Data entries
%%
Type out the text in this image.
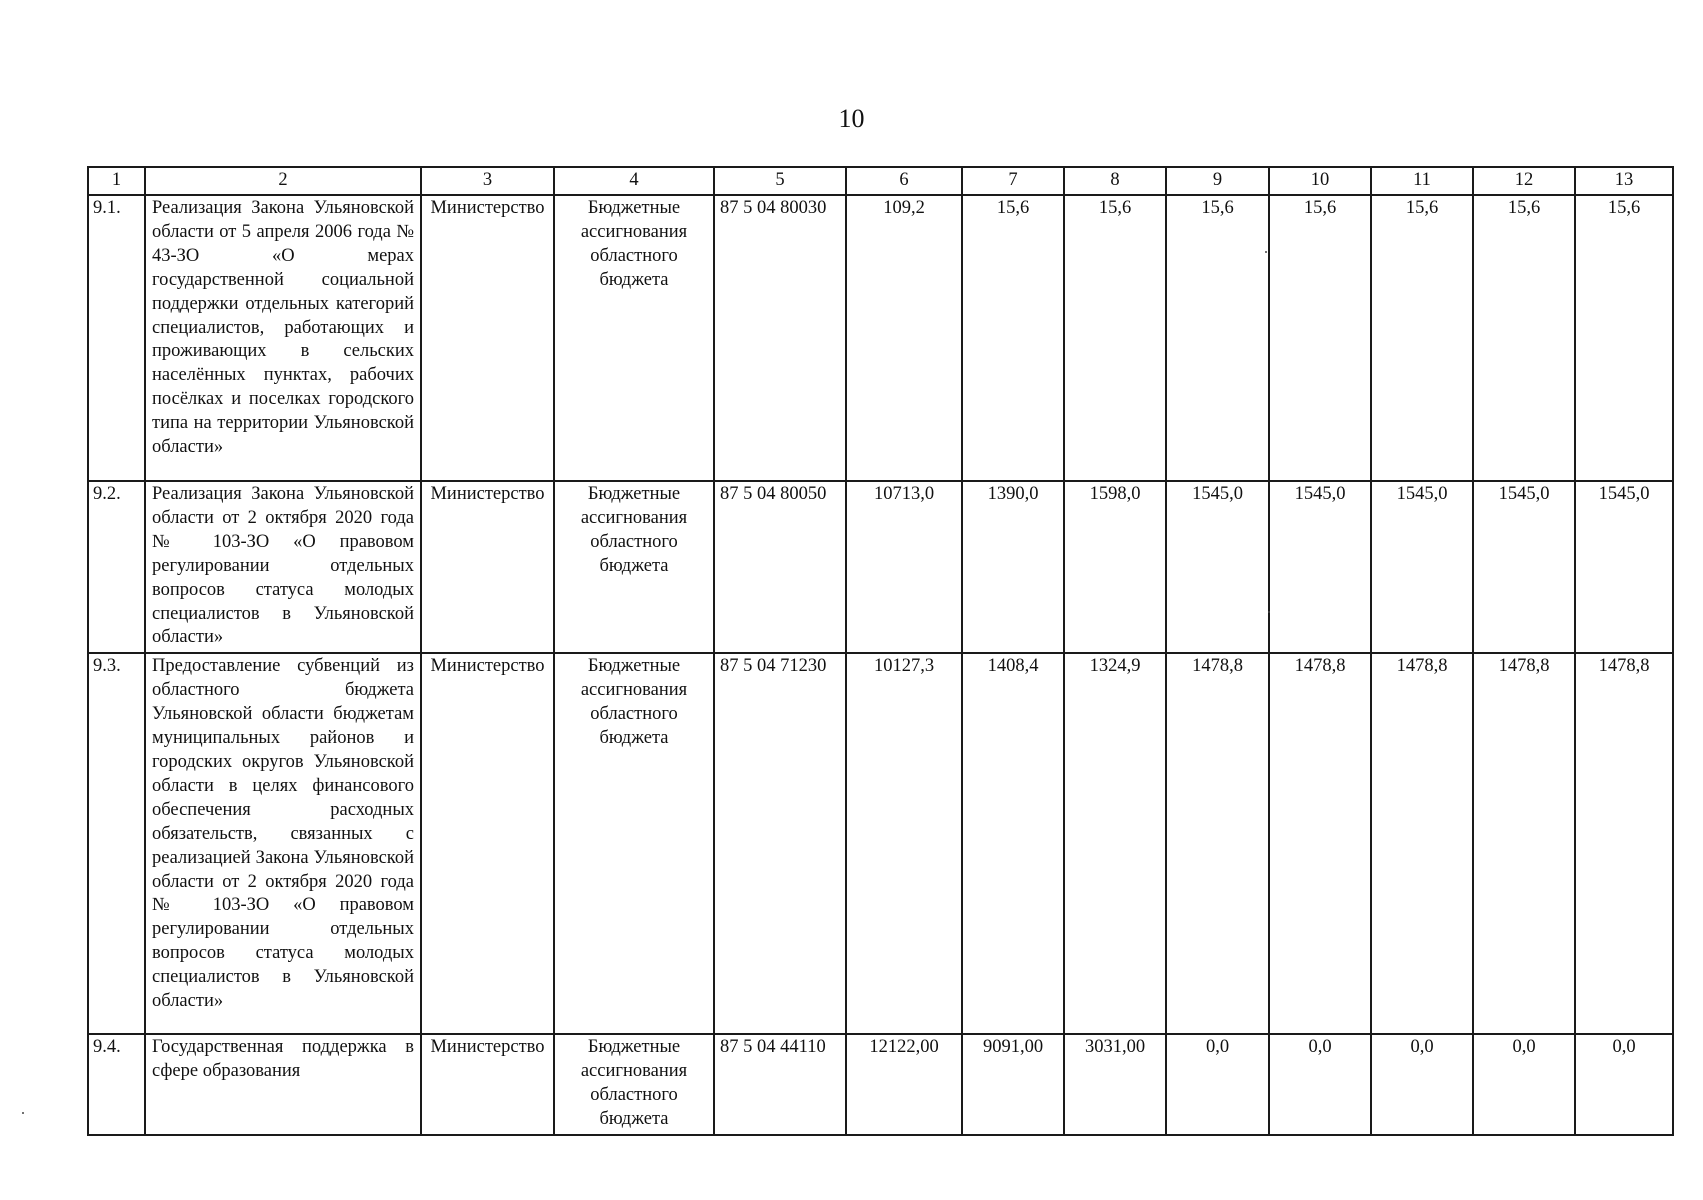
10
1	2	3	4	5	6	7	8	9	10	11	12	13
9.1.	Реализация Закона Ульяновской области от 5 апреля 2006 года № 43-ЗО «О мерах государственной социальной поддержки отдельных категорий специалистов, работающих и проживающих в сельских населённых пунктах, рабочих посёлках и поселках городского типа на территории Ульяновской области»	Министерство	Бюджетные ассигнования областного бюджета	87 5 04 80030	109,2	15,6	15,6	15,6	15,6	15,6	15,6	15,6
9.2.	Реализация Закона Ульяновской области от 2 октября 2020 года № 103-ЗО «О правовом регулировании отдельных вопросов статуса молодых специалистов в Ульяновской области»	Министерство	Бюджетные ассигнования областного бюджета	87 5 04 80050	10713,0	1390,0	1598,0	1545,0	1545,0	1545,0	1545,0	1545,0
9.3.	Предоставление субвенций из областного бюджета Ульяновской области бюджетам муниципальных районов и городских округов Ульяновской области в целях финансового обеспечения расходных обязательств, связанных с реализацией Закона Ульяновской области от 2 октября 2020 года № 103-ЗО «О правовом регулировании отдельных вопросов статуса молодых специалистов в Ульяновской области»	Министерство	Бюджетные ассигнования областного бюджета	87 5 04 71230	10127,3	1408,4	1324,9	1478,8	1478,8	1478,8	1478,8	1478,8
9.4.	Государственная поддержка в сфере образования	Министерство	Бюджетные ассигнования областного бюджета	87 5 04 44110	12122,00	9091,00	3031,00	0,0	0,0	0,0	0,0	0,0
%%
## Direction
Scan the records for the string "областного". Copy each line in which it appears.

## Worked solution
9.1.	Реализация Закона Ульяновской области от 5 апреля 2006 года № 43-ЗО «О мерах государственной социальной поддержки отдельных категорий специалистов, работающих и проживающих в сельских населённых пунктах, рабочих посёлках и поселках городского типа на территории Ульяновской области»	Министерство	Бюджетные ассигнования областного бюджета	87 5 04 80030	109,2	15,6	15,6	15,6	15,6	15,6	15,6	15,6
9.2.	Реализация Закона Ульяновской области от 2 октября 2020 года № 103-ЗО «О правовом регулировании отдельных вопросов статуса молодых специалистов в Ульяновской области»	Министерство	Бюджетные ассигнования областного бюджета	87 5 04 80050	10713,0	1390,0	1598,0	1545,0	1545,0	1545,0	1545,0	1545,0
9.3.	Предоставление субвенций из областного бюджета Ульяновской области бюджетам муниципальных районов и городских округов Ульяновской области в целях финансового обеспечения расходных обязательств, связанных с реализацией Закона Ульяновской области от 2 октября 2020 года № 103-ЗО «О правовом регулировании отдельных вопросов статуса молодых специалистов в Ульяновской области»	Министерство	Бюджетные ассигнования областного бюджета	87 5 04 71230	10127,3	1408,4	1324,9	1478,8	1478,8	1478,8	1478,8	1478,8
9.4.	Государственная поддержка в сфере образования	Министерство	Бюджетные ассигнования областного бюджета	87 5 04 44110	12122,00	9091,00	3031,00	0,0	0,0	0,0	0,0	0,0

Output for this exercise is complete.